---- Material provided

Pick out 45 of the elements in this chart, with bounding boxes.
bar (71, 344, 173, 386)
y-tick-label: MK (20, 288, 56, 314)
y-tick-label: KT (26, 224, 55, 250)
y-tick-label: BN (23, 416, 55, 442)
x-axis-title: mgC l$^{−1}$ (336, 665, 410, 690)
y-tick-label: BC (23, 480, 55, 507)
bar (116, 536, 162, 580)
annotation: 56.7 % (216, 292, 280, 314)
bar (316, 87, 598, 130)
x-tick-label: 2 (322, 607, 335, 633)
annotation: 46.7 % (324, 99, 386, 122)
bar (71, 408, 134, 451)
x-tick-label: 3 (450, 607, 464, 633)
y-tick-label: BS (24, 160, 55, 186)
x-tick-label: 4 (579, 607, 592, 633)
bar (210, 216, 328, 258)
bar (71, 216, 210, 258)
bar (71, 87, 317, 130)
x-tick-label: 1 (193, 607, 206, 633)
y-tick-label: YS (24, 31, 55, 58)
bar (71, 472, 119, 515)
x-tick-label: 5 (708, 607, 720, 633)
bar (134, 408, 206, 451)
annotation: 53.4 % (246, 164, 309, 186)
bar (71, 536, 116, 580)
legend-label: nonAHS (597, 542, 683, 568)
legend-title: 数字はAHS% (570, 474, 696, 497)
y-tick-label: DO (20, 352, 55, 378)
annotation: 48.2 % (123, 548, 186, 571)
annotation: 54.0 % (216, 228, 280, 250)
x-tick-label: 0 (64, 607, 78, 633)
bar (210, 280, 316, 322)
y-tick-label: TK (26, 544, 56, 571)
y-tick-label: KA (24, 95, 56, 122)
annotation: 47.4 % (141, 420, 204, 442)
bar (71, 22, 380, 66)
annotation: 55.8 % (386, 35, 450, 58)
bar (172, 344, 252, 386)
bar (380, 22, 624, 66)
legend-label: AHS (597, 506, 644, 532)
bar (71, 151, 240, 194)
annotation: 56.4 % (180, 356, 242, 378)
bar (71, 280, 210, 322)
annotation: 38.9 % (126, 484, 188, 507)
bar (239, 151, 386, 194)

--------

Problem to work on ->
Rewrite the lines above, changing every "annotation" to "data-label" and leaving all else as it is.

Problem solution ->
Pick out 45 of the elements in this chart, with bounding boxes.
bar (71, 344, 173, 386)
y-tick-label: MK (20, 288, 56, 314)
y-tick-label: KT (26, 224, 55, 250)
y-tick-label: BN (23, 416, 55, 442)
x-axis-title: mgC l$^{−1}$ (336, 665, 410, 690)
y-tick-label: BC (23, 480, 55, 507)
bar (116, 536, 162, 580)
data-label: 56.7 % (216, 292, 280, 314)
bar (316, 87, 598, 130)
x-tick-label: 2 (322, 607, 335, 633)
data-label: 46.7 % (324, 99, 386, 122)
bar (71, 408, 134, 451)
x-tick-label: 3 (450, 607, 464, 633)
y-tick-label: BS (24, 160, 55, 186)
x-tick-label: 4 (579, 607, 592, 633)
bar (210, 216, 328, 258)
bar (71, 216, 210, 258)
bar (71, 87, 317, 130)
x-tick-label: 1 (193, 607, 206, 633)
y-tick-label: YS (24, 31, 55, 58)
bar (71, 472, 119, 515)
x-tick-label: 5 (708, 607, 720, 633)
bar (134, 408, 206, 451)
data-label: 53.4 % (246, 164, 309, 186)
bar (71, 536, 116, 580)
legend-label: nonAHS (597, 542, 683, 568)
legend-title: 数字はAHS% (570, 474, 696, 497)
y-tick-label: DO (20, 352, 55, 378)
data-label: 48.2 % (123, 548, 186, 571)
data-label: 54.0 % (216, 228, 280, 250)
x-tick-label: 0 (64, 607, 78, 633)
bar (210, 280, 316, 322)
y-tick-label: TK (26, 544, 56, 571)
y-tick-label: KA (24, 95, 56, 122)
data-label: 47.4 % (141, 420, 204, 442)
bar (71, 22, 380, 66)
data-label: 55.8 % (386, 35, 450, 58)
bar (172, 344, 252, 386)
bar (380, 22, 624, 66)
legend-label: AHS (597, 506, 644, 532)
bar (71, 151, 240, 194)
data-label: 56.4 % (180, 356, 242, 378)
bar (71, 280, 210, 322)
data-label: 38.9 % (126, 484, 188, 507)
bar (239, 151, 386, 194)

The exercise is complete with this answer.